Dataset items →
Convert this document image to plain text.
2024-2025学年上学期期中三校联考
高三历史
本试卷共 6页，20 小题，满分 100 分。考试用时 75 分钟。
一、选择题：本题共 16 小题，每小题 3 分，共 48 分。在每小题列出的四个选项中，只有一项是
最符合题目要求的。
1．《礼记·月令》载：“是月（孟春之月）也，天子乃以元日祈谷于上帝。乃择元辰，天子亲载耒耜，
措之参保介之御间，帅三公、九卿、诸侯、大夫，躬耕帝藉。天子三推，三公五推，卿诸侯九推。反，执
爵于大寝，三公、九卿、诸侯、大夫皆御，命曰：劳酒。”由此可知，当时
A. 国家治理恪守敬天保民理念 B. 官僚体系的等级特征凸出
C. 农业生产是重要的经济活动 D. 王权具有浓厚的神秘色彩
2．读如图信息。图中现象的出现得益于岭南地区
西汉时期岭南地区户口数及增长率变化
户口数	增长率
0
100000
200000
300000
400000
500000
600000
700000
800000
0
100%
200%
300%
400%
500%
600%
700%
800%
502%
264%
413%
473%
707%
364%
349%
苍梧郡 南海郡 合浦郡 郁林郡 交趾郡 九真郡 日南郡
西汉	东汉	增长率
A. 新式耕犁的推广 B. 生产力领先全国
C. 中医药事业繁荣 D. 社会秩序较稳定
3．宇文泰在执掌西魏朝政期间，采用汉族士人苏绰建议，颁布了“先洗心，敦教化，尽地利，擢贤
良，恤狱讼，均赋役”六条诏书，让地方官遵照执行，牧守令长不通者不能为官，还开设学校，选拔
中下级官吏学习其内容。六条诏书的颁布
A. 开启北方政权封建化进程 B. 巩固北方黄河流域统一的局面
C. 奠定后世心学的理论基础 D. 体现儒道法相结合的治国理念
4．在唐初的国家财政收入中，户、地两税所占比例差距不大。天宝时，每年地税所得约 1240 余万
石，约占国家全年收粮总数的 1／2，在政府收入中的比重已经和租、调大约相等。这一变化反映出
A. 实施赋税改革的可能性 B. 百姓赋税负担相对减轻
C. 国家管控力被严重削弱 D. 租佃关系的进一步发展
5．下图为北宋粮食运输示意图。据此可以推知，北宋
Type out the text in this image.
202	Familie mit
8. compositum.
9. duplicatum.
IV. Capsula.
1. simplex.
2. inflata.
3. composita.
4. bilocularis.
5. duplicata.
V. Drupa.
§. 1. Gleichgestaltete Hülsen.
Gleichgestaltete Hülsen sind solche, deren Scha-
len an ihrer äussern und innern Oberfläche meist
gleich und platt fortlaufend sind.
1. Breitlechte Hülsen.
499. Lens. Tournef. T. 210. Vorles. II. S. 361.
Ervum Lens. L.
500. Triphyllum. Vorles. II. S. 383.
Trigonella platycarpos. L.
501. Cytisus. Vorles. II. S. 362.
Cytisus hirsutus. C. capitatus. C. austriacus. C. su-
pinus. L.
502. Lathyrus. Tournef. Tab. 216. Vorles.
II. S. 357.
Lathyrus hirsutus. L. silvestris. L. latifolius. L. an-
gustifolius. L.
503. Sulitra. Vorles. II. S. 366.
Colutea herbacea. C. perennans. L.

Written request → Pick out every line above that holds the word "hirsutus" and copy it.

Exercise output →
Cytisus hirsutus. C. capitatus. C. austriacus. C. su-
Lathyrus hirsutus. L. silvestris. L. latifolius. L. an-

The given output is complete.